(Boxed element entries)
━━━━━━━━

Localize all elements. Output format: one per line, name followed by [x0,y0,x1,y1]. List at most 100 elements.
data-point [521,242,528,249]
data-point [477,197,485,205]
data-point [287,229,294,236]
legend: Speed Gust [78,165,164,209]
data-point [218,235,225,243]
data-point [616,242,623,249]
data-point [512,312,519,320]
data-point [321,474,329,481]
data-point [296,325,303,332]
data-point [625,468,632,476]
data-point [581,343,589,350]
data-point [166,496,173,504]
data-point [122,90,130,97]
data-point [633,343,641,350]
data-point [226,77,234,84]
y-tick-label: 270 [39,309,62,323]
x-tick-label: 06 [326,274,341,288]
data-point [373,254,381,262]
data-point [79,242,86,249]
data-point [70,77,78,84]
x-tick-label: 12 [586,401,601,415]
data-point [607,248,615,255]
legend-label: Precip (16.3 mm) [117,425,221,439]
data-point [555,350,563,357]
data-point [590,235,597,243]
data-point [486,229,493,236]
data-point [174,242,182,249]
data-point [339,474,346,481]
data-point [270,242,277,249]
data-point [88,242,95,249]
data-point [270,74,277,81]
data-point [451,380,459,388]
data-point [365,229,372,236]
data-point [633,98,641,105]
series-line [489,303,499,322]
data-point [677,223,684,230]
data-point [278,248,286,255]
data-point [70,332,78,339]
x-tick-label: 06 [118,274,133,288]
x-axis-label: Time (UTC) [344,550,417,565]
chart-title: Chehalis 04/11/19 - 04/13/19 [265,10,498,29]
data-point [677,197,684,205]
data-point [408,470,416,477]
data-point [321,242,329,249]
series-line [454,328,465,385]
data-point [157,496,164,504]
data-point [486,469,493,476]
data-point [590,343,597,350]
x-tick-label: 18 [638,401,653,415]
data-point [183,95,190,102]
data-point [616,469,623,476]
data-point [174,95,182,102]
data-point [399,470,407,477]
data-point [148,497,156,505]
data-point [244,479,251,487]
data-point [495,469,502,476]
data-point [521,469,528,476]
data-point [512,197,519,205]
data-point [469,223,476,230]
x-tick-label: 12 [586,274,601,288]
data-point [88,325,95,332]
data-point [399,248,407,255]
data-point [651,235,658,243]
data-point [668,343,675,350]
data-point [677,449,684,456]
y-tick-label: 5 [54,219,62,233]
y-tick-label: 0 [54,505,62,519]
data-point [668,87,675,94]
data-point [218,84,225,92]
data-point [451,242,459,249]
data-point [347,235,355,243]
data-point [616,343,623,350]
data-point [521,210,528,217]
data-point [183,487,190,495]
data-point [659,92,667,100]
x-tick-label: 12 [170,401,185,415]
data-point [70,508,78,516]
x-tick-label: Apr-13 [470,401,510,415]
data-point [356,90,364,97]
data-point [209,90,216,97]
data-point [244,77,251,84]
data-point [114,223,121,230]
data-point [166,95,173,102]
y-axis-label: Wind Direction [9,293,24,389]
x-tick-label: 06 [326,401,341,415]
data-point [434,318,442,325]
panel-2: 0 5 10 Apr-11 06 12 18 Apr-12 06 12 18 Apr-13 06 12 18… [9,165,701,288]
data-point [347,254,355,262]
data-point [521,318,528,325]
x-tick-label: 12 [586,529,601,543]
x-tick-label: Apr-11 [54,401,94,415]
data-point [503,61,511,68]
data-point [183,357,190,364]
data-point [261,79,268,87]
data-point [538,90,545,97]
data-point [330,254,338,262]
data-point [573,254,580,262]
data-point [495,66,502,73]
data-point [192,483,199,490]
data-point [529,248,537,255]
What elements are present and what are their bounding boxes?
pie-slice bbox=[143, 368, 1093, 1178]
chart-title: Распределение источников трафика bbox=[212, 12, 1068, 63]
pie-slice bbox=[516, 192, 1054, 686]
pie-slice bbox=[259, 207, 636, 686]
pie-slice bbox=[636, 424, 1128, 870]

━━━━━━━━

◆ TASK REQUIREMENTS ◆
Change every occurrence of "chart-title" to "plot-title" throughout the records above, and reproduce all of them with everything else left as it is.

◆ REPLY TO THE EXERCISE ◆
Localize all elements. Output format: one per line, name followed by [x0,y0,x1,y1]. List at most 100 elements.
data-point [521,242,528,249]
data-point [477,197,485,205]
data-point [287,229,294,236]
legend: Speed Gust [78,165,164,209]
data-point [218,235,225,243]
data-point [616,242,623,249]
data-point [512,312,519,320]
data-point [321,474,329,481]
data-point [296,325,303,332]
data-point [625,468,632,476]
data-point [581,343,589,350]
data-point [166,496,173,504]
data-point [122,90,130,97]
data-point [633,343,641,350]
data-point [226,77,234,84]
y-tick-label: 270 [39,309,62,323]
x-tick-label: 06 [326,274,341,288]
data-point [373,254,381,262]
data-point [79,242,86,249]
data-point [70,77,78,84]
x-tick-label: 12 [586,401,601,415]
data-point [607,248,615,255]
legend-label: Precip (16.3 mm) [117,425,221,439]
data-point [555,350,563,357]
data-point [590,235,597,243]
data-point [486,229,493,236]
data-point [174,242,182,249]
data-point [339,474,346,481]
data-point [270,242,277,249]
data-point [88,242,95,249]
data-point [270,74,277,81]
data-point [451,380,459,388]
data-point [365,229,372,236]
data-point [633,98,641,105]
series-line [489,303,499,322]
data-point [677,223,684,230]
data-point [278,248,286,255]
data-point [70,332,78,339]
x-tick-label: 06 [118,274,133,288]
x-axis-label: Time (UTC) [344,550,417,565]
plot-title: Chehalis 04/11/19 - 04/13/19 [265,10,498,29]
data-point [677,197,684,205]
data-point [408,470,416,477]
data-point [321,242,329,249]
series-line [454,328,465,385]
data-point [157,496,164,504]
data-point [486,469,493,476]
data-point [590,343,597,350]
x-tick-label: 18 [638,401,653,415]
data-point [183,95,190,102]
data-point [616,469,623,476]
data-point [174,95,182,102]
data-point [399,470,407,477]
data-point [148,497,156,505]
data-point [244,479,251,487]
data-point [495,469,502,476]
data-point [521,469,528,476]
data-point [512,197,519,205]
data-point [469,223,476,230]
x-tick-label: 12 [586,274,601,288]
data-point [88,325,95,332]
data-point [399,248,407,255]
data-point [651,235,658,243]
data-point [668,343,675,350]
data-point [677,449,684,456]
y-tick-label: 5 [54,219,62,233]
y-tick-label: 0 [54,505,62,519]
data-point [668,87,675,94]
data-point [218,84,225,92]
data-point [451,242,459,249]
data-point [347,235,355,243]
data-point [616,343,623,350]
data-point [521,210,528,217]
data-point [183,487,190,495]
data-point [659,92,667,100]
x-tick-label: 12 [170,401,185,415]
data-point [70,508,78,516]
x-tick-label: Apr-13 [470,401,510,415]
data-point [356,90,364,97]
data-point [209,90,216,97]
data-point [244,77,251,84]
data-point [114,223,121,230]
data-point [166,95,173,102]
y-axis-label: Wind Direction [9,293,24,389]
x-tick-label: 06 [326,401,341,415]
data-point [434,318,442,325]
panel-2: 0 5 10 Apr-11 06 12 18 Apr-12 06 12 18 Apr-13 06 12 18… [9,165,701,288]
data-point [347,254,355,262]
data-point [521,318,528,325]
x-tick-label: 12 [586,529,601,543]
x-tick-label: Apr-11 [54,401,94,415]
data-point [503,61,511,68]
data-point [183,357,190,364]
data-point [261,79,268,87]
data-point [538,90,545,97]
data-point [330,254,338,262]
data-point [573,254,580,262]
data-point [495,66,502,73]
data-point [192,483,199,490]
data-point [529,248,537,255]
What elements are present and what are their bounding boxes?
pie-slice bbox=[143, 368, 1093, 1178]
plot-title: Распределение источников трафика bbox=[212, 12, 1068, 63]
pie-slice bbox=[516, 192, 1054, 686]
pie-slice bbox=[259, 207, 636, 686]
pie-slice bbox=[636, 424, 1128, 870]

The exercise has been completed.